Reproduce every line in the listing that contains the word "true".

(Collected data entries)
>> Begin

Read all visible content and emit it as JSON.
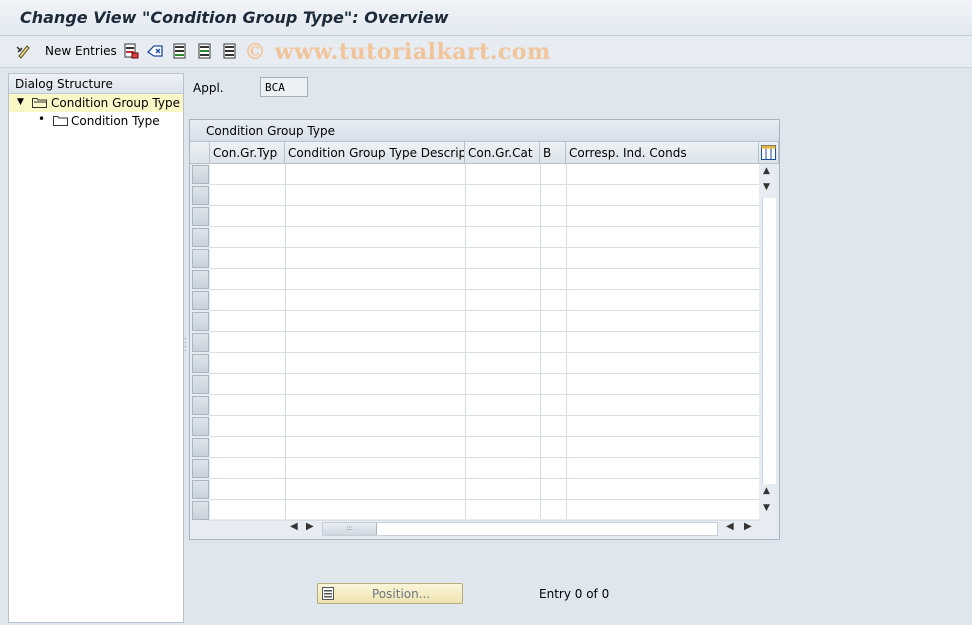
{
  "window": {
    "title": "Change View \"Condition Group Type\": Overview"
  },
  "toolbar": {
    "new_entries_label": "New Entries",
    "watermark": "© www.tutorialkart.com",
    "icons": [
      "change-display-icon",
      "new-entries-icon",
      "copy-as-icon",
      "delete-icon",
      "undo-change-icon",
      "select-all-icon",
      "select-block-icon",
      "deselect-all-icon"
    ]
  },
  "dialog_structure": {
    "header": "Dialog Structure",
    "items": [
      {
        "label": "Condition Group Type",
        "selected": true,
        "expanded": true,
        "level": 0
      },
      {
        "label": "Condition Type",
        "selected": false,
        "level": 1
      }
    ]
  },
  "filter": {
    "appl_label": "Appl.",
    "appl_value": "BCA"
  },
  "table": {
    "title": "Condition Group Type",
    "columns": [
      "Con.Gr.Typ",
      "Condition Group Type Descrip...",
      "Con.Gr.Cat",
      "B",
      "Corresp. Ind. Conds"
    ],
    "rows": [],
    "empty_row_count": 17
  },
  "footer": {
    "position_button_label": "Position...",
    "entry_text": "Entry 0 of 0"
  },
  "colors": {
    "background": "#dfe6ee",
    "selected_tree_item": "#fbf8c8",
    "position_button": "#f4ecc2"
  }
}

>> End
>> Begin

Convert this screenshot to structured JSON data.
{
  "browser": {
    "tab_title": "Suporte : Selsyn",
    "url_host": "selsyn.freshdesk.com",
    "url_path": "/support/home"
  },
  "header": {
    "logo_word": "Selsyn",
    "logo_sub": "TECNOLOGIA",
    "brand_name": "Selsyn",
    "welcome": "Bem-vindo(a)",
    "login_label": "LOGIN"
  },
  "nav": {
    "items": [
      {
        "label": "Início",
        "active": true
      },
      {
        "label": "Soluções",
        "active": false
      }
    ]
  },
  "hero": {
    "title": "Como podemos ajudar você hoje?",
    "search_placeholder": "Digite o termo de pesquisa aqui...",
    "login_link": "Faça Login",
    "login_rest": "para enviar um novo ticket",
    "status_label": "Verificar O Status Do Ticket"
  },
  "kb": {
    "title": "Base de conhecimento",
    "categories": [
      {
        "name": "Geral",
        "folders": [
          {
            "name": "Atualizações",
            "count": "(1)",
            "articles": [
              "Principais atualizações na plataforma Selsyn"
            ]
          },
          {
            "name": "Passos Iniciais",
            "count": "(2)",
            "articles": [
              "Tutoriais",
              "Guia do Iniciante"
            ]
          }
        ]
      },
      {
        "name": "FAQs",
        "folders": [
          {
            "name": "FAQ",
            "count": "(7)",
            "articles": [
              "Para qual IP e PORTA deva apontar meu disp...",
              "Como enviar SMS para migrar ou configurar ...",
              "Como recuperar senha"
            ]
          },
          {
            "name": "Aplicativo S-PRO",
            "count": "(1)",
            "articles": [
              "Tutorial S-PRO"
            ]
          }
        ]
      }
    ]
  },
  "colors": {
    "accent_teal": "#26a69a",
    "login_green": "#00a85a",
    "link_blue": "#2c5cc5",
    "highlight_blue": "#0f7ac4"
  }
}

>> End

FINISHED EXERCISE -
        "selected": true,
        "expanded": true,
        "active": true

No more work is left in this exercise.